# WHAT IS NEEDED
Gather all lines with the word "header" in them.

(Stored data)
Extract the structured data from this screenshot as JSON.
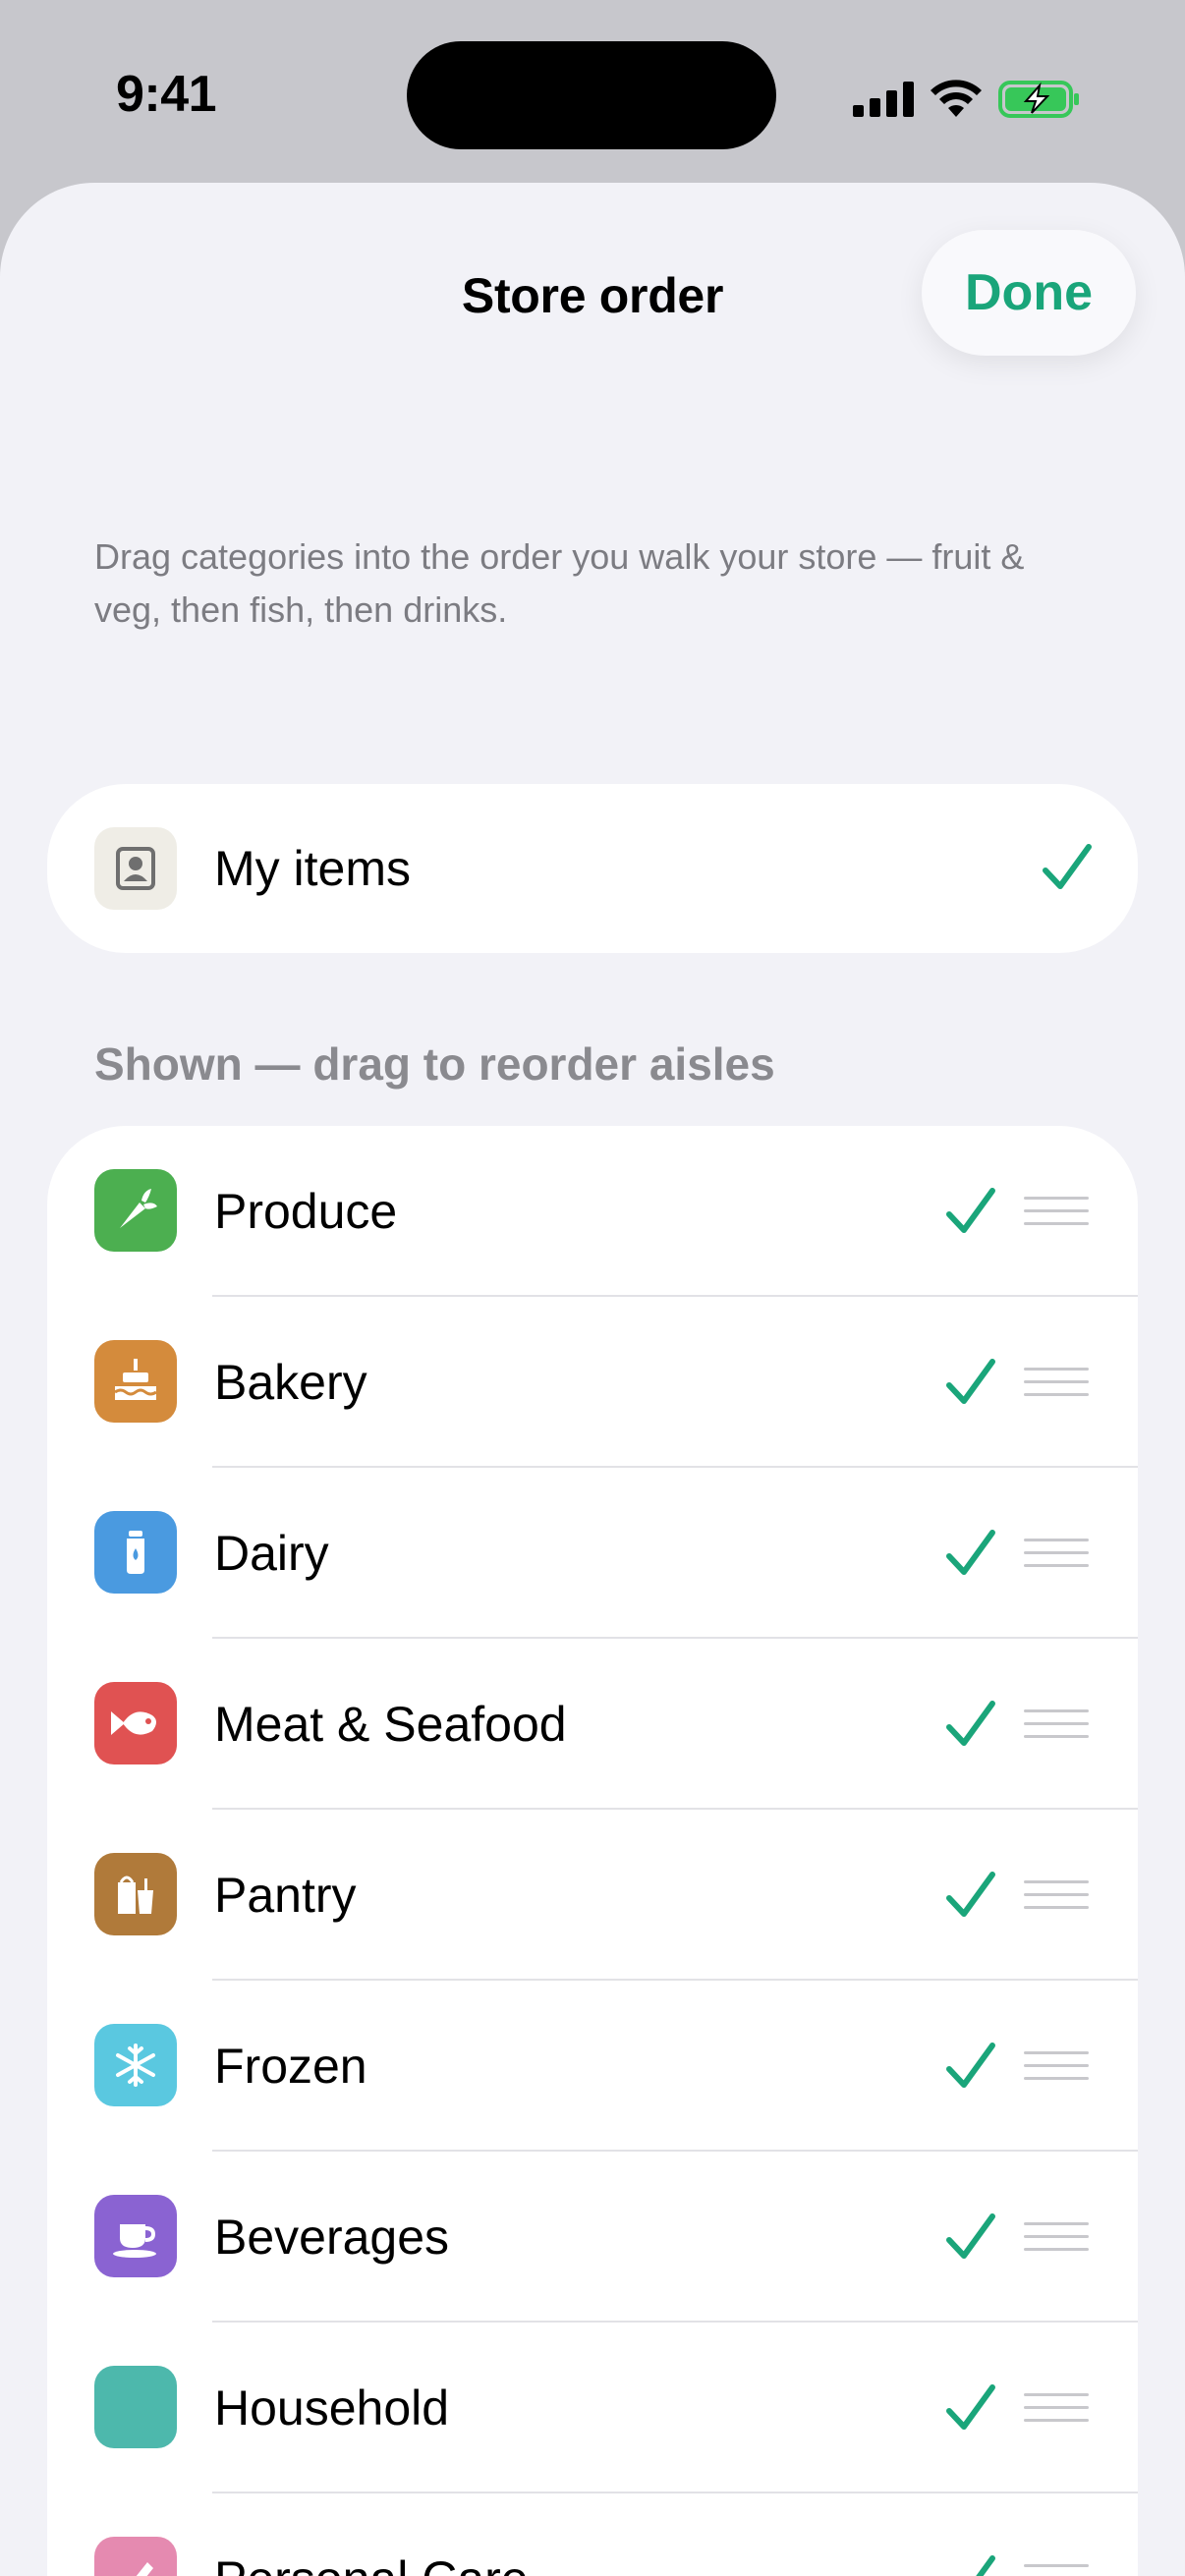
{
  "status": {
    "time": "9:41"
  },
  "header": {
    "title": "Store order",
    "done_label": "Done"
  },
  "instructions": "Drag categories into the order you walk your store — fruit & veg, then fish, then drinks.",
  "my_items": {
    "label": "My items",
    "checked": true,
    "icon": "person-square-icon"
  },
  "shown_section": {
    "header": "Shown — drag to reorder aisles",
    "items": [
      {
        "label": "Produce",
        "icon": "carrot-icon",
        "color": "#4caf50",
        "checked": true
      },
      {
        "label": "Bakery",
        "icon": "cake-icon",
        "color": "#d48b3c",
        "checked": true
      },
      {
        "label": "Dairy",
        "icon": "milk-bottle-icon",
        "color": "#4a9ae0",
        "checked": true
      },
      {
        "label": "Meat & Seafood",
        "icon": "fish-icon",
        "color": "#e05252",
        "checked": true
      },
      {
        "label": "Pantry",
        "icon": "pantry-icon",
        "color": "#b07a3a",
        "checked": true
      },
      {
        "label": "Frozen",
        "icon": "snowflake-icon",
        "color": "#5ac8e0",
        "checked": true
      },
      {
        "label": "Beverages",
        "icon": "cup-icon",
        "color": "#8a63d2",
        "checked": true
      },
      {
        "label": "Household",
        "icon": "household-icon",
        "color": "#4db8ac",
        "checked": true
      },
      {
        "label": "Personal Care",
        "icon": "comb-icon",
        "color": "#e58ab0",
        "checked": true
      }
    ]
  },
  "colors": {
    "accent": "#1aa57a",
    "sheet_bg": "#f2f2f7",
    "secondary_text": "#7c7c82"
  }
}
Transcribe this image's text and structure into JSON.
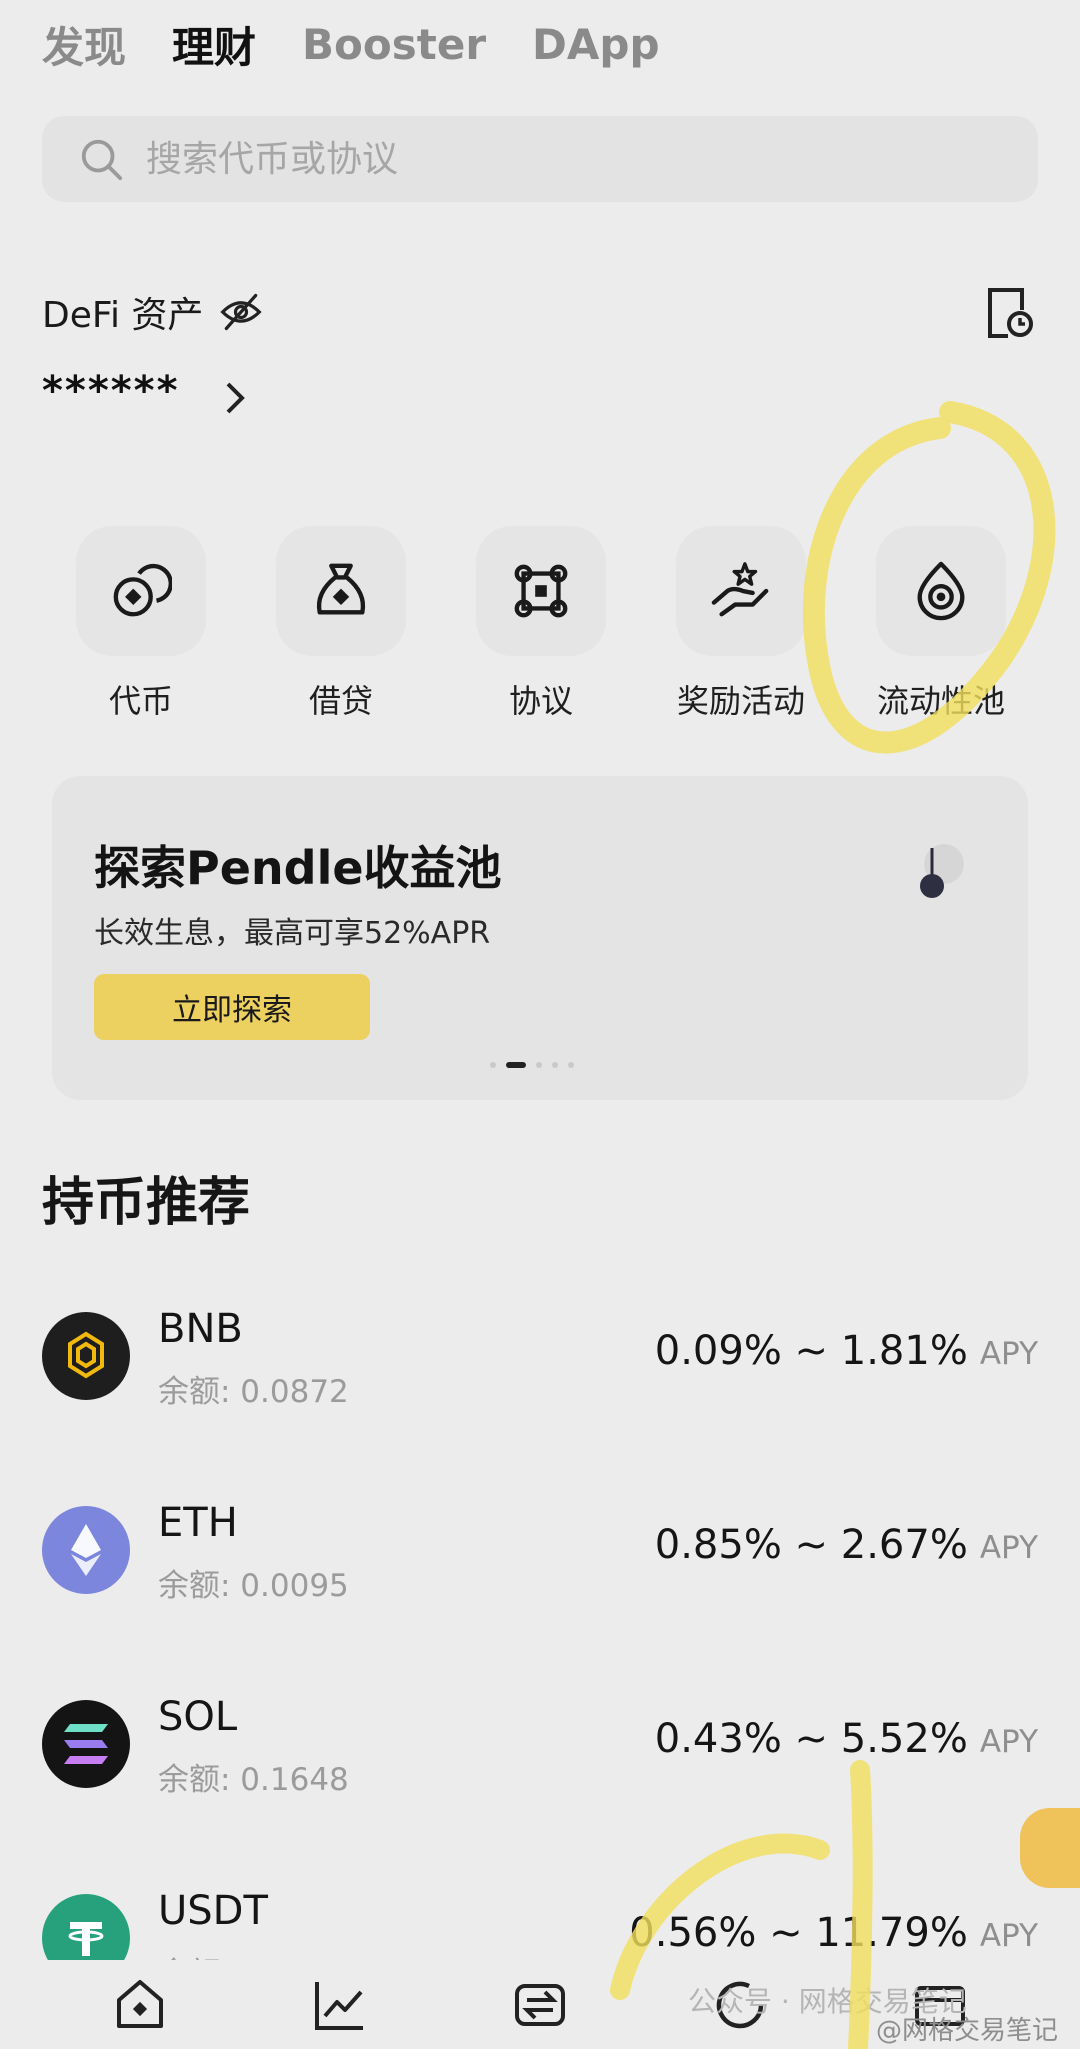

# CORRECT RESPONSE
  "header": {
    "header": "Shown — drag to reorder aisles",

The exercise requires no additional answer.